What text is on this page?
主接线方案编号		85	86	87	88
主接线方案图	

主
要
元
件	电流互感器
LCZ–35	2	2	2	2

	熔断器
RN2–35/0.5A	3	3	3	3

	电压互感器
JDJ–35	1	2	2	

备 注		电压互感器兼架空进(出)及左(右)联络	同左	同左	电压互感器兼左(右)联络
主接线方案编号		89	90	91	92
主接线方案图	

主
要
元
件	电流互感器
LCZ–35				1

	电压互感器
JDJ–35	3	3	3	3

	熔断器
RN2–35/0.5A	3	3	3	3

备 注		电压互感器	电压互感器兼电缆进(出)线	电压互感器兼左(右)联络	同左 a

— What to produce —
All of the data needs to be printed once more, exactly.

— Exercise output —
What text is on this page?
主接线方案编号		85	86	87	88
主接线方案图	

主
要
元
件	电流互感器
LCZ–35	2	2	2	2

	熔断器
RN2–35/0.5A	3	3	3	3

	电压互感器
JDJ–35	1	2	2	

备 注		电压互感器兼架空进(出)及左(右)联络	同左	同左	电压互感器兼左(右)联络
主接线方案编号		89	90	91	92
主接线方案图	

主
要
元
件	电流互感器
LCZ–35				1

	电压互感器
JDJ–35	3	3	3	3

	熔断器
RN2–35/0.5A	3	3	3	3

备 注		电压互感器	电压互感器兼电缆进(出)线	电压互感器兼左(右)联络	同左 a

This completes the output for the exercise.